## Set task
Filter this material down to the lines that hold "ffffff", copying each one.

## Entries
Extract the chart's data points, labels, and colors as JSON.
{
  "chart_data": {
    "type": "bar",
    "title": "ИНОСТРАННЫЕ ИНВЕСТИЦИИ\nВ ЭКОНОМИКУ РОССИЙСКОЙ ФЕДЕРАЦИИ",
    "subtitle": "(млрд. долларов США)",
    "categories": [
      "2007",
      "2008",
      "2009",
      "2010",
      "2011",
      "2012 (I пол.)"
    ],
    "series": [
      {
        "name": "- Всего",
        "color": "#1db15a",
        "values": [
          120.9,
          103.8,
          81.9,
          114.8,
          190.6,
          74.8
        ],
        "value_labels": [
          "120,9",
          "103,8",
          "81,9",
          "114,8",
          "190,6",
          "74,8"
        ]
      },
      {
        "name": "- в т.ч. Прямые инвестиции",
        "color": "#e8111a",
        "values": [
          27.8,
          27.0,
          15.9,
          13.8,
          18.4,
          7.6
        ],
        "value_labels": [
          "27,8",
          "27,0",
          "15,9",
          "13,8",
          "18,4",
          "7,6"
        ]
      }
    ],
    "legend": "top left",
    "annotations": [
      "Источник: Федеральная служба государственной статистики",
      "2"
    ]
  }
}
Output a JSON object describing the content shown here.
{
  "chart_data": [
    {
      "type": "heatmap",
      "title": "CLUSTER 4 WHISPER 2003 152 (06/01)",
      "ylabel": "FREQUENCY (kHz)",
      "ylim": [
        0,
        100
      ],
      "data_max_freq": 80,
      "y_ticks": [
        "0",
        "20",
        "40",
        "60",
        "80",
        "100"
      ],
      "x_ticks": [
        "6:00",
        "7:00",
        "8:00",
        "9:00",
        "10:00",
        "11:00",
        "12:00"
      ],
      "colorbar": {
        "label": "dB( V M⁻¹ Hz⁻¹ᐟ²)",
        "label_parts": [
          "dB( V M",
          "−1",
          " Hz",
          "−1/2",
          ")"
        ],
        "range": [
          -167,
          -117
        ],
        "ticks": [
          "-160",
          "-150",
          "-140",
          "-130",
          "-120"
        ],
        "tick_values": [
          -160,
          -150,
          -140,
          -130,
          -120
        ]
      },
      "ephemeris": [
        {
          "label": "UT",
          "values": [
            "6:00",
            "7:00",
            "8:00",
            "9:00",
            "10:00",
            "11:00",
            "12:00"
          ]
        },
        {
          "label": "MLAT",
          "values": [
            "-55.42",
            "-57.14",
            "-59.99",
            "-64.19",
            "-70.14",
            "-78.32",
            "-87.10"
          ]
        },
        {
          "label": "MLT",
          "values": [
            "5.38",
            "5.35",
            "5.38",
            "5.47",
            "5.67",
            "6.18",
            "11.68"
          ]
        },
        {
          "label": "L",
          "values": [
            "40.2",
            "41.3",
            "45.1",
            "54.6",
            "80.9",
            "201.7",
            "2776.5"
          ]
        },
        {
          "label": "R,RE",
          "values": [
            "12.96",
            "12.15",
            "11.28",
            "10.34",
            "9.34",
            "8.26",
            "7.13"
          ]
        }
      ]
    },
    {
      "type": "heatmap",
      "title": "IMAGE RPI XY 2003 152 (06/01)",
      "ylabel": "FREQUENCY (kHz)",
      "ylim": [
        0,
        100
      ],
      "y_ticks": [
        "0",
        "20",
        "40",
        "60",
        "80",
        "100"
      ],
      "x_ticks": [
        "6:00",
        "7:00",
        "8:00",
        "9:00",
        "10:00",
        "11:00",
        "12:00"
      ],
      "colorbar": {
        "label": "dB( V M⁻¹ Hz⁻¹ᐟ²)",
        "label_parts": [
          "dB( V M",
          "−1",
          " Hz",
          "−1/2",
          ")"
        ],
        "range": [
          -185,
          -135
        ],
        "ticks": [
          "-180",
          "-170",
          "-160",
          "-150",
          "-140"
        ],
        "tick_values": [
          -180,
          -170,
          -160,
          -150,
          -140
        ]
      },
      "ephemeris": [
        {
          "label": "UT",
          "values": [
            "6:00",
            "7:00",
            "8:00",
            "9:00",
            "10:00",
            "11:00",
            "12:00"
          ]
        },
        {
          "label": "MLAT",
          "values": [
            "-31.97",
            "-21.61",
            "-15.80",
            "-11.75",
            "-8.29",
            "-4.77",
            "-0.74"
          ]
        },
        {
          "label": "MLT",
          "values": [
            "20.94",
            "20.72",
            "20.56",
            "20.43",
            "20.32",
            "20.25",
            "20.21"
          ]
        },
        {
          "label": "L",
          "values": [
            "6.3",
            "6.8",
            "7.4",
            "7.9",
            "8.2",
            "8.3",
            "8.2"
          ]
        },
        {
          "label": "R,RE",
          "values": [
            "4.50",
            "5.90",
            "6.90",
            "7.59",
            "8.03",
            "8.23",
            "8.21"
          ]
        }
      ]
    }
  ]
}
...
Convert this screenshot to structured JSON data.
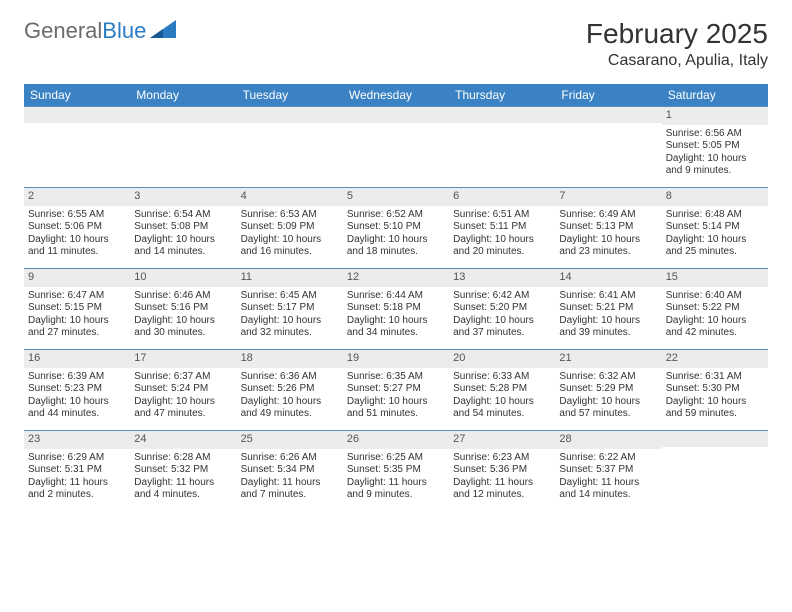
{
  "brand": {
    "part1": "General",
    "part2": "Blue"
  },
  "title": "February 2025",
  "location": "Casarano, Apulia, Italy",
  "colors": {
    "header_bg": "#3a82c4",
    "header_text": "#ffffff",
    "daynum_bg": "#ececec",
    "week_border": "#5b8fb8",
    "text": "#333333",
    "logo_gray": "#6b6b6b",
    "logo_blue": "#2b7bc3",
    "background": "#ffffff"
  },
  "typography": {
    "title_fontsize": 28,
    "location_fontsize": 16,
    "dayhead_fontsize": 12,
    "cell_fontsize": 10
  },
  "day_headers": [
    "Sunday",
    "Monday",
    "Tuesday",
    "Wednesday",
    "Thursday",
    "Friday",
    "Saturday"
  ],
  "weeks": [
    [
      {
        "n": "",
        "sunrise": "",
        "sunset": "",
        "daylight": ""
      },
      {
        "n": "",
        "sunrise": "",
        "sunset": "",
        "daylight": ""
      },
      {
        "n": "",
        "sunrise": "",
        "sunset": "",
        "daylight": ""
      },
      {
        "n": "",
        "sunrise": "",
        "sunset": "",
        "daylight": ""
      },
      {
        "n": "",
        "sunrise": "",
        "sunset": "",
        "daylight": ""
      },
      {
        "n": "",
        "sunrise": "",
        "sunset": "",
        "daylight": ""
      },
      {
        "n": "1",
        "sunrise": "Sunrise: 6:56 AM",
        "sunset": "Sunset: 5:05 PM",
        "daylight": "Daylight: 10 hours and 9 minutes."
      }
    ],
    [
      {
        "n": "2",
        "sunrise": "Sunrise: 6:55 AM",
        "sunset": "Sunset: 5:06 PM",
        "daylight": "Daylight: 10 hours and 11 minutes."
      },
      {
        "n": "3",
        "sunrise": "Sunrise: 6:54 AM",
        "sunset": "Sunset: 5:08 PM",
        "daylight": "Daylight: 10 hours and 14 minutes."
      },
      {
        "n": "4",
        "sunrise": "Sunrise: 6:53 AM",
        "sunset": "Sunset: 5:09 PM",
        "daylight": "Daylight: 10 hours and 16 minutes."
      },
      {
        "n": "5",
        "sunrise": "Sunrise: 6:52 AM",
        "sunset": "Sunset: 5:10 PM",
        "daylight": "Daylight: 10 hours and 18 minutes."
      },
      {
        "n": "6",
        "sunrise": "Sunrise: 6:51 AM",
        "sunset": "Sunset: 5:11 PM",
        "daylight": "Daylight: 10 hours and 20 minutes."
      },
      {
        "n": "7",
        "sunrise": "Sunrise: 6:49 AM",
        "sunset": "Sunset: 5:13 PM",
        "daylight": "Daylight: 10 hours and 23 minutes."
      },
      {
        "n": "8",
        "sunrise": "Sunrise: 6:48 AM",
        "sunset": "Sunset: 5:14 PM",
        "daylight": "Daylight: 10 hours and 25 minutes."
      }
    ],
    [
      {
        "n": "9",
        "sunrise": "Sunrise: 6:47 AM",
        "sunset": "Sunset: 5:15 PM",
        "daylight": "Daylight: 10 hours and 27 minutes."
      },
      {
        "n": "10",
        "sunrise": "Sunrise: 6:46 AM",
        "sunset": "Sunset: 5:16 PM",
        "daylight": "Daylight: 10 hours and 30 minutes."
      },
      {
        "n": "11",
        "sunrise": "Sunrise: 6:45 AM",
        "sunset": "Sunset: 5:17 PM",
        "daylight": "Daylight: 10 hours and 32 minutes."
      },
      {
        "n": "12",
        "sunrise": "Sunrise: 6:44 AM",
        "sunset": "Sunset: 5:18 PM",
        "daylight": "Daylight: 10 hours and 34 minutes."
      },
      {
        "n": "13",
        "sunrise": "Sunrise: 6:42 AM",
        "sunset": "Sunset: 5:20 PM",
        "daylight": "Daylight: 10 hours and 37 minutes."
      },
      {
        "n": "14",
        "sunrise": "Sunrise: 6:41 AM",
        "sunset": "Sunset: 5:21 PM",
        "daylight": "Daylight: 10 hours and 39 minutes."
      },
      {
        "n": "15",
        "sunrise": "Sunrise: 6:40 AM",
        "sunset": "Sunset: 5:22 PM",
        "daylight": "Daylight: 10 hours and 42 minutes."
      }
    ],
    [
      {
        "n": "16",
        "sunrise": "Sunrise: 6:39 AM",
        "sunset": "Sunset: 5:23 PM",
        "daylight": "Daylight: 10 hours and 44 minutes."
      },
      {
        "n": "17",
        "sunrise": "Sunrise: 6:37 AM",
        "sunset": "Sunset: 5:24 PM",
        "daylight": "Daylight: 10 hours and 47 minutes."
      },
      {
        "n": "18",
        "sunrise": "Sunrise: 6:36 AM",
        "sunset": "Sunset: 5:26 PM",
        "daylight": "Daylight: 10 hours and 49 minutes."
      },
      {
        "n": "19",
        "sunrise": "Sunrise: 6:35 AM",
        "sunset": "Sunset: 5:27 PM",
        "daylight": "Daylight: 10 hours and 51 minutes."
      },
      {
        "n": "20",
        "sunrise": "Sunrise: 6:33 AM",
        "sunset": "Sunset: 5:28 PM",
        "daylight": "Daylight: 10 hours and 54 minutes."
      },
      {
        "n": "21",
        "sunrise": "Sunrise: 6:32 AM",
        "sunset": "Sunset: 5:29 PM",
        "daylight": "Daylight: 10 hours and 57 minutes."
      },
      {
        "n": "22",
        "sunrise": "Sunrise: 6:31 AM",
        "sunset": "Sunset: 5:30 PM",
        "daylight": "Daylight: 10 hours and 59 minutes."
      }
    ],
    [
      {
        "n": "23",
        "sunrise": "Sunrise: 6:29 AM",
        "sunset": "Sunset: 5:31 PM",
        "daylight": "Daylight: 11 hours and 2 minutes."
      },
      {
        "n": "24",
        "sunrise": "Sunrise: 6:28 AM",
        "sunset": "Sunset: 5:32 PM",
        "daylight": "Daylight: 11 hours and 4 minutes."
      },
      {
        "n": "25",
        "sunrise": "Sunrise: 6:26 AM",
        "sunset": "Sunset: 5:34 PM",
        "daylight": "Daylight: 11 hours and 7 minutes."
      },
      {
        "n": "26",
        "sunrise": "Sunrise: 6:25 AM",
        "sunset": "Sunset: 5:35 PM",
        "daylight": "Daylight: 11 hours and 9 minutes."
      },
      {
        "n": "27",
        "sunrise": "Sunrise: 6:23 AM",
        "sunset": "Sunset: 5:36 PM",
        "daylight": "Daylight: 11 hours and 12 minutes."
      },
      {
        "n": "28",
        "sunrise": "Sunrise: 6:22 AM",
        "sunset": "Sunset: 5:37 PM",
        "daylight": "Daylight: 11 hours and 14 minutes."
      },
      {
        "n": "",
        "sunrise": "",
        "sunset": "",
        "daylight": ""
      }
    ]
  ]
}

## Exercise answer
    "header_text": "#ffffff",
    "background": "#ffffff"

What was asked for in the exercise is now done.